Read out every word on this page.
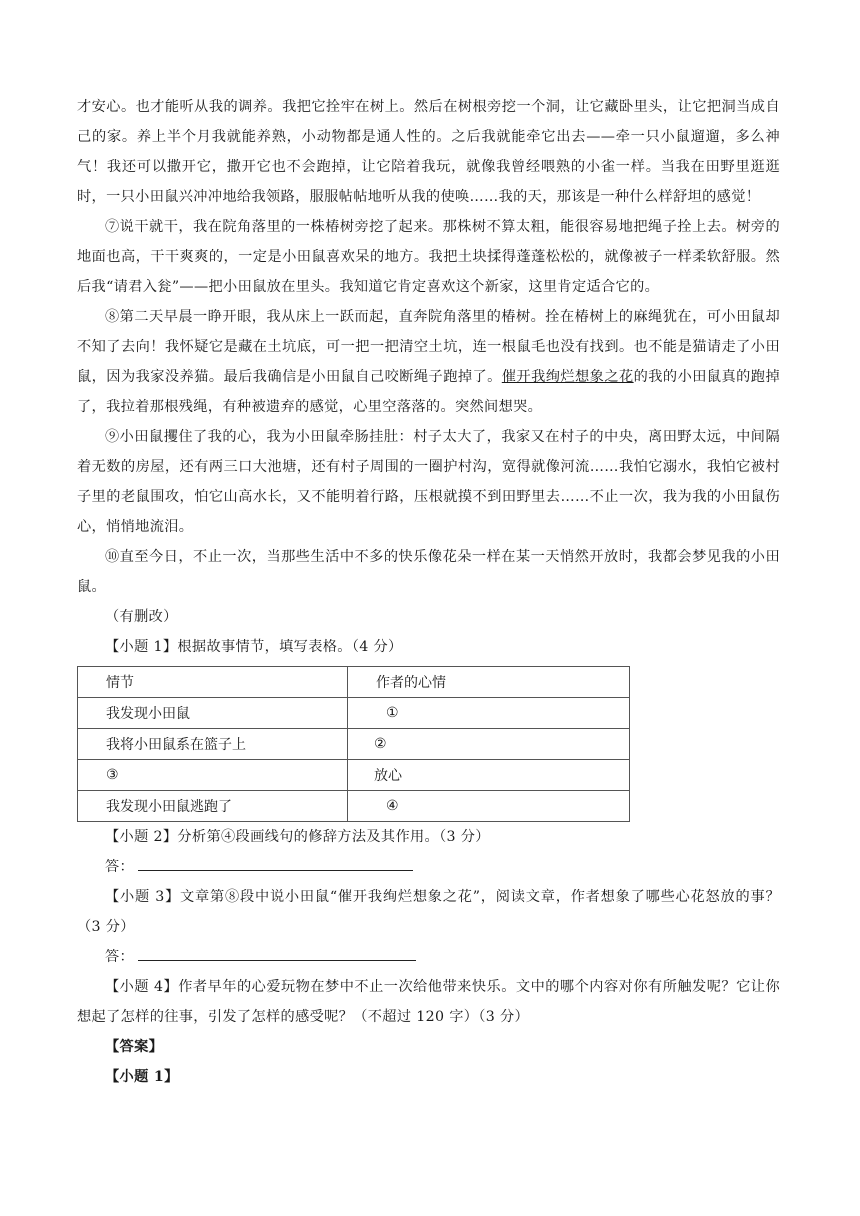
才安心。也才能听从我的调养。我把它拴牢在树上。然后在树根旁挖一个洞，让它藏卧里头，让它把洞当成自己的家。养上半个月我就能养熟，小动物都是通人性的。之后我就能牵它出去——牵一只小鼠遛遛，多么神气！我还可以撒开它，撒开它也不会跑掉，让它陪着我玩，就像我曾经喂熟的小雀一样。当我在田野里逛逛时，一只小田鼠兴冲冲地给我领路，服服帖帖地听从我的使唤……我的天，那该是一种什么样舒坦的感觉！

⑦说干就干，我在院角落里的一株椿树旁挖了起来。那株树不算太粗，能很容易地把绳子拴上去。树旁的地面也高，干干爽爽的，一定是小田鼠喜欢呆的地方。我把土块揉得蓬蓬松松的，就像被子一样柔软舒服。然后我“请君入瓮”——把小田鼠放在里头。我知道它肯定喜欢这个新家，这里肯定适合它的。

⑧第二天早晨一睁开眼，我从床上一跃而起，直奔院角落里的椿树。拴在椿树上的麻绳犹在，可小田鼠却不知了去向！我怀疑它是藏在土坑底，可一把一把清空土坑，连一根鼠毛也没有找到。也不能是猫请走了小田鼠，因为我家没养猫。最后我确信是小田鼠自己咬断绳子跑掉了。催开我绚烂想象之花的我的小田鼠真的跑掉了，我拉着那根残绳，有种被遗弃的感觉，心里空落落的。突然间想哭。

⑨小田鼠攫住了我的心，我为小田鼠牵肠挂肚：村子太大了，我家又在村子的中央，离田野太远，中间隔着无数的房屋，还有两三口大池塘，还有村子周围的一圈护村沟，宽得就像河流……我怕它溺水，我怕它被村子里的老鼠围攻，怕它山高水长，又不能明着行路，压根就摸不到田野里去……不止一次，我为我的小田鼠伤心，悄悄地流泪。

⑩直至今日，不止一次，当那些生活中不多的快乐像花朵一样在某一天悄然开放时，我都会梦见我的小田鼠。

（有删改）

【小题 1】根据故事情节，填写表格。（4 分）

情节	作者的心情
我发现小田鼠	①
我将小田鼠系在篮子上	②
③	放心
我发现小田鼠逃跑了	④

【小题 2】分析第④段画线句的修辞方法及其作用。（3 分）

答：

【小题 3】文章第⑧段中说小田鼠“催开我绚烂想象之花”，阅读文章，作者想象了哪些心花怒放的事？（3 分）

答：

【小题 4】作者早年的心爱玩物在梦中不止一次给他带来快乐。文中的哪个内容对你有所触发呢？它让你想起了怎样的往事，引发了怎样的感受呢？（不超过 120 字）（3 分）

【答案】

【小题 1】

■ Task ■
Set down the complete material exactly, but do not include the images.

■ Task response ■
Read out every word on this page.
才安心。也才能听从我的调养。我把它拴牢在树上。然后在树根旁挖一个洞，让它藏卧里头，让它把洞当成自己的家。养上半个月我就能养熟，小动物都是通人性的。之后我就能牵它出去——牵一只小鼠遛遛，多么神气！我还可以撒开它，撒开它也不会跑掉，让它陪着我玩，就像我曾经喂熟的小雀一样。当我在田野里逛逛时，一只小田鼠兴冲冲地给我领路，服服帖帖地听从我的使唤……我的天，那该是一种什么样舒坦的感觉！

⑦说干就干，我在院角落里的一株椿树旁挖了起来。那株树不算太粗，能很容易地把绳子拴上去。树旁的地面也高，干干爽爽的，一定是小田鼠喜欢呆的地方。我把土块揉得蓬蓬松松的，就像被子一样柔软舒服。然后我“请君入瓮”——把小田鼠放在里头。我知道它肯定喜欢这个新家，这里肯定适合它的。

⑧第二天早晨一睁开眼，我从床上一跃而起，直奔院角落里的椿树。拴在椿树上的麻绳犹在，可小田鼠却不知了去向！我怀疑它是藏在土坑底，可一把一把清空土坑，连一根鼠毛也没有找到。也不能是猫请走了小田鼠，因为我家没养猫。最后我确信是小田鼠自己咬断绳子跑掉了。催开我绚烂想象之花的我的小田鼠真的跑掉了，我拉着那根残绳，有种被遗弃的感觉，心里空落落的。突然间想哭。

⑨小田鼠攫住了我的心，我为小田鼠牵肠挂肚：村子太大了，我家又在村子的中央，离田野太远，中间隔着无数的房屋，还有两三口大池塘，还有村子周围的一圈护村沟，宽得就像河流……我怕它溺水，我怕它被村子里的老鼠围攻，怕它山高水长，又不能明着行路，压根就摸不到田野里去……不止一次，我为我的小田鼠伤心，悄悄地流泪。

⑩直至今日，不止一次，当那些生活中不多的快乐像花朵一样在某一天悄然开放时，我都会梦见我的小田鼠。

（有删改）

【小题 1】根据故事情节，填写表格。（4 分）

情节	作者的心情
我发现小田鼠	①
我将小田鼠系在篮子上	②
③	放心
我发现小田鼠逃跑了	④

【小题 2】分析第④段画线句的修辞方法及其作用。（3 分）

答：

【小题 3】文章第⑧段中说小田鼠“催开我绚烂想象之花”，阅读文章，作者想象了哪些心花怒放的事？（3 分）

答：

【小题 4】作者早年的心爱玩物在梦中不止一次给他带来快乐。文中的哪个内容对你有所触发呢？它让你想起了怎样的往事，引发了怎样的感受呢？（不超过 120 字）（3 分）

【答案】

【小题 1】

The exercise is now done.